= TASK TO CARRY OUT =
Extract every record, keeping each one exactly as it is.

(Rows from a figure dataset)

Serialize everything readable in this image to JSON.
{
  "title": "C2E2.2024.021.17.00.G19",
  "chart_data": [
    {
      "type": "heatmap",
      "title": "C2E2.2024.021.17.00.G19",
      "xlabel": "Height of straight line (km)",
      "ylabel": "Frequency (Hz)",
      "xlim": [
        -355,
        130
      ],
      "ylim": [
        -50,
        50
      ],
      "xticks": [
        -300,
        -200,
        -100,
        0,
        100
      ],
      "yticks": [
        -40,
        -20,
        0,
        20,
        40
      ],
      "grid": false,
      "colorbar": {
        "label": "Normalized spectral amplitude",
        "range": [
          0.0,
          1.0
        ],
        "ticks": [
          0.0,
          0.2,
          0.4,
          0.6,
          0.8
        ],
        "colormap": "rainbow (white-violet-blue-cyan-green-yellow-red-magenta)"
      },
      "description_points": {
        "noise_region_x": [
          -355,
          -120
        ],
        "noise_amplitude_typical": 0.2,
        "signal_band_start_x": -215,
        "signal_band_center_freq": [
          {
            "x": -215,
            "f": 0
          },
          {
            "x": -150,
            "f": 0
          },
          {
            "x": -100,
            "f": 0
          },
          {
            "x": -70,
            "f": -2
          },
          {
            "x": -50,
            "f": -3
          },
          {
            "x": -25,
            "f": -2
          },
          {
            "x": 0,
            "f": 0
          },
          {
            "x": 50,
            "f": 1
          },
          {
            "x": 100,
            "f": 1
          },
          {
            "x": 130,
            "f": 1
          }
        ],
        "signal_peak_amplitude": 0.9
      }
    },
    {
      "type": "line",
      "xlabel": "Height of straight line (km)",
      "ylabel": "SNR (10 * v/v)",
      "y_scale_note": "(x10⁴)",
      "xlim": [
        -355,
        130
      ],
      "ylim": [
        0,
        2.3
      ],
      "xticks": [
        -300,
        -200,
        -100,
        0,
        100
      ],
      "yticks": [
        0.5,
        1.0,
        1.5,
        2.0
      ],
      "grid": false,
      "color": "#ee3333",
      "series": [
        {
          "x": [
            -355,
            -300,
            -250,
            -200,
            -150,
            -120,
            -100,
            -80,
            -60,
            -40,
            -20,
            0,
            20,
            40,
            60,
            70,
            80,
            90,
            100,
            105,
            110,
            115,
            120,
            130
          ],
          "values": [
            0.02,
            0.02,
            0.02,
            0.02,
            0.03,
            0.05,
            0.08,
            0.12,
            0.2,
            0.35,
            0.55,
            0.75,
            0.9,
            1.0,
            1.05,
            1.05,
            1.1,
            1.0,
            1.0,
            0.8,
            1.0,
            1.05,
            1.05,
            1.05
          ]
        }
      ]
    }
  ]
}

= WRITTEN RESPONSE =
Serialize everything readable in this image to JSON.
{
  "title": "C2E2.2024.021.17.00.G19",
  "chart_data": [
    {
      "type": "heatmap",
      "title": "C2E2.2024.021.17.00.G19",
      "xlabel": "Height of straight line (km)",
      "ylabel": "Frequency (Hz)",
      "xlim": [
        -355,
        130
      ],
      "ylim": [
        -50,
        50
      ],
      "xticks": [
        -300,
        -200,
        -100,
        0,
        100
      ],
      "yticks": [
        -40,
        -20,
        0,
        20,
        40
      ],
      "grid": false,
      "colorbar": {
        "label": "Normalized spectral amplitude",
        "range": [
          0.0,
          1.0
        ],
        "ticks": [
          0.0,
          0.2,
          0.4,
          0.6,
          0.8
        ],
        "colormap": "rainbow (white-violet-blue-cyan-green-yellow-red-magenta)"
      },
      "description_points": {
        "noise_region_x": [
          -355,
          -120
        ],
        "noise_amplitude_typical": 0.2,
        "signal_band_start_x": -215,
        "signal_band_center_freq": [
          {
            "x": -215,
            "f": 0
          },
          {
            "x": -150,
            "f": 0
          },
          {
            "x": -100,
            "f": 0
          },
          {
            "x": -70,
            "f": -2
          },
          {
            "x": -50,
            "f": -3
          },
          {
            "x": -25,
            "f": -2
          },
          {
            "x": 0,
            "f": 0
          },
          {
            "x": 50,
            "f": 1
          },
          {
            "x": 100,
            "f": 1
          },
          {
            "x": 130,
            "f": 1
          }
        ],
        "signal_peak_amplitude": 0.9
      }
    },
    {
      "type": "line",
      "xlabel": "Height of straight line (km)",
      "ylabel": "SNR (10 * v/v)",
      "y_scale_note": "(x10⁴)",
      "xlim": [
        -355,
        130
      ],
      "ylim": [
        0,
        2.3
      ],
      "xticks": [
        -300,
        -200,
        -100,
        0,
        100
      ],
      "yticks": [
        0.5,
        1.0,
        1.5,
        2.0
      ],
      "grid": false,
      "color": "#ee3333",
      "series": [
        {
          "x": [
            -355,
            -300,
            -250,
            -200,
            -150,
            -120,
            -100,
            -80,
            -60,
            -40,
            -20,
            0,
            20,
            40,
            60,
            70,
            80,
            90,
            100,
            105,
            110,
            115,
            120,
            130
          ],
          "values": [
            0.02,
            0.02,
            0.02,
            0.02,
            0.03,
            0.05,
            0.08,
            0.12,
            0.2,
            0.35,
            0.55,
            0.75,
            0.9,
            1.0,
            1.05,
            1.05,
            1.1,
            1.0,
            1.0,
            0.8,
            1.0,
            1.05,
            1.05,
            1.05
          ]
        }
      ]
    }
  ]
}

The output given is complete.